### Data in this exercise
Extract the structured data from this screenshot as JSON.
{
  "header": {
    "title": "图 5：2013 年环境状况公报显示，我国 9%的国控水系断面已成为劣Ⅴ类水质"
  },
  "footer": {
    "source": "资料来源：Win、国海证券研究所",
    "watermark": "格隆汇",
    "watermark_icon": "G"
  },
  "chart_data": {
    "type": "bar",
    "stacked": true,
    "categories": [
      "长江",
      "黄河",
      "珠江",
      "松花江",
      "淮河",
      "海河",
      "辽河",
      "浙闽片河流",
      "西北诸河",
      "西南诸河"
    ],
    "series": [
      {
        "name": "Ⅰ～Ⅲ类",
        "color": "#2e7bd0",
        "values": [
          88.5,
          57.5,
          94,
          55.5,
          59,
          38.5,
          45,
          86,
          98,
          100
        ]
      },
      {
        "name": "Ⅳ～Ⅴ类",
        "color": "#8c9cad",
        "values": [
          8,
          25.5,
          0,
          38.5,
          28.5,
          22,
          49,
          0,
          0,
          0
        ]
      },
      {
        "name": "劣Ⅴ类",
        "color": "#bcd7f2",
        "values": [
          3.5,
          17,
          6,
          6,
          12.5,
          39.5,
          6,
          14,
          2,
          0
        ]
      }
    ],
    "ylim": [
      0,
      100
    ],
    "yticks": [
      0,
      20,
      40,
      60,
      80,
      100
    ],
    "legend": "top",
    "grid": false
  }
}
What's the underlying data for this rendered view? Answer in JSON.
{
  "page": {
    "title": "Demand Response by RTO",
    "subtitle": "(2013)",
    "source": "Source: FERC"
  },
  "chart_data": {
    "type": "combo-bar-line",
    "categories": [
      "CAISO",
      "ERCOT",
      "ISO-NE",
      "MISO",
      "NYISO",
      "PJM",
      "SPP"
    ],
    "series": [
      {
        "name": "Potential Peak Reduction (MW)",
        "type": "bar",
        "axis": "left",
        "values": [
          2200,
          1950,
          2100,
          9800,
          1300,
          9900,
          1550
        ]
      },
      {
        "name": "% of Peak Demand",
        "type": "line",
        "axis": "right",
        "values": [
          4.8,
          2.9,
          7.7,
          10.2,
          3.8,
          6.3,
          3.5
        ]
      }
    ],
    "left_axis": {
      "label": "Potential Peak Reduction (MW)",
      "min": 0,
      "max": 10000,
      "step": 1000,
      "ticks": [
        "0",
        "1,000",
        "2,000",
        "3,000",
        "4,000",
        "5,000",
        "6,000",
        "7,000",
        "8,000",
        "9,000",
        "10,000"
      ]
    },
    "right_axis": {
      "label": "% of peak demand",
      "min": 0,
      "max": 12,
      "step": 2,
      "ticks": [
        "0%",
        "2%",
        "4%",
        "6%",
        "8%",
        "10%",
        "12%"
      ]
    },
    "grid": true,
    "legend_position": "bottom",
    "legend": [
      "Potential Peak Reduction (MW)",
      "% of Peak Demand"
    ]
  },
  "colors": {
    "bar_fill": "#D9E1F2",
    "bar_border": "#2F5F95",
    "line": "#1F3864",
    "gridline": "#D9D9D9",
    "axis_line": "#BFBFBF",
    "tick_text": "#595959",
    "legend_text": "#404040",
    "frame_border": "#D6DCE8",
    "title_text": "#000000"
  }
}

### Work to complete
Every entry must be quoted exactly as it appears above.

### Expected output
Extract the structured data from this screenshot as JSON.
{
  "header": {
    "title": "图 5：2013 年环境状况公报显示，我国 9%的国控水系断面已成为劣Ⅴ类水质"
  },
  "footer": {
    "source": "资料来源：Win、国海证券研究所",
    "watermark": "格隆汇",
    "watermark_icon": "G"
  },
  "chart_data": {
    "type": "bar",
    "stacked": true,
    "categories": [
      "长江",
      "黄河",
      "珠江",
      "松花江",
      "淮河",
      "海河",
      "辽河",
      "浙闽片河流",
      "西北诸河",
      "西南诸河"
    ],
    "series": [
      {
        "name": "Ⅰ～Ⅲ类",
        "color": "#2e7bd0",
        "values": [
          88.5,
          57.5,
          94,
          55.5,
          59,
          38.5,
          45,
          86,
          98,
          100
        ]
      },
      {
        "name": "Ⅳ～Ⅴ类",
        "color": "#8c9cad",
        "values": [
          8,
          25.5,
          0,
          38.5,
          28.5,
          22,
          49,
          0,
          0,
          0
        ]
      },
      {
        "name": "劣Ⅴ类",
        "color": "#bcd7f2",
        "values": [
          3.5,
          17,
          6,
          6,
          12.5,
          39.5,
          6,
          14,
          2,
          0
        ]
      }
    ],
    "ylim": [
      0,
      100
    ],
    "yticks": [
      0,
      20,
      40,
      60,
      80,
      100
    ],
    "legend": "top",
    "grid": false
  }
}
What's the underlying data for this rendered view? Answer in JSON.
{
  "page": {
    "title": "Demand Response by RTO",
    "subtitle": "(2013)",
    "source": "Source: FERC"
  },
  "chart_data": {
    "type": "combo-bar-line",
    "categories": [
      "CAISO",
      "ERCOT",
      "ISO-NE",
      "MISO",
      "NYISO",
      "PJM",
      "SPP"
    ],
    "series": [
      {
        "name": "Potential Peak Reduction (MW)",
        "type": "bar",
        "axis": "left",
        "values": [
          2200,
          1950,
          2100,
          9800,
          1300,
          9900,
          1550
        ]
      },
      {
        "name": "% of Peak Demand",
        "type": "line",
        "axis": "right",
        "values": [
          4.8,
          2.9,
          7.7,
          10.2,
          3.8,
          6.3,
          3.5
        ]
      }
    ],
    "left_axis": {
      "label": "Potential Peak Reduction (MW)",
      "min": 0,
      "max": 10000,
      "step": 1000,
      "ticks": [
        "0",
        "1,000",
        "2,000",
        "3,000",
        "4,000",
        "5,000",
        "6,000",
        "7,000",
        "8,000",
        "9,000",
        "10,000"
      ]
    },
    "right_axis": {
      "label": "% of peak demand",
      "min": 0,
      "max": 12,
      "step": 2,
      "ticks": [
        "0%",
        "2%",
        "4%",
        "6%",
        "8%",
        "10%",
        "12%"
      ]
    },
    "grid": true,
    "legend_position": "bottom",
    "legend": [
      "Potential Peak Reduction (MW)",
      "% of Peak Demand"
    ]
  },
  "colors": {
    "bar_fill": "#D9E1F2",
    "bar_border": "#2F5F95",
    "line": "#1F3864",
    "gridline": "#D9D9D9",
    "axis_line": "#BFBFBF",
    "tick_text": "#595959",
    "legend_text": "#404040",
    "frame_border": "#D6DCE8",
    "title_text": "#000000"
  }
}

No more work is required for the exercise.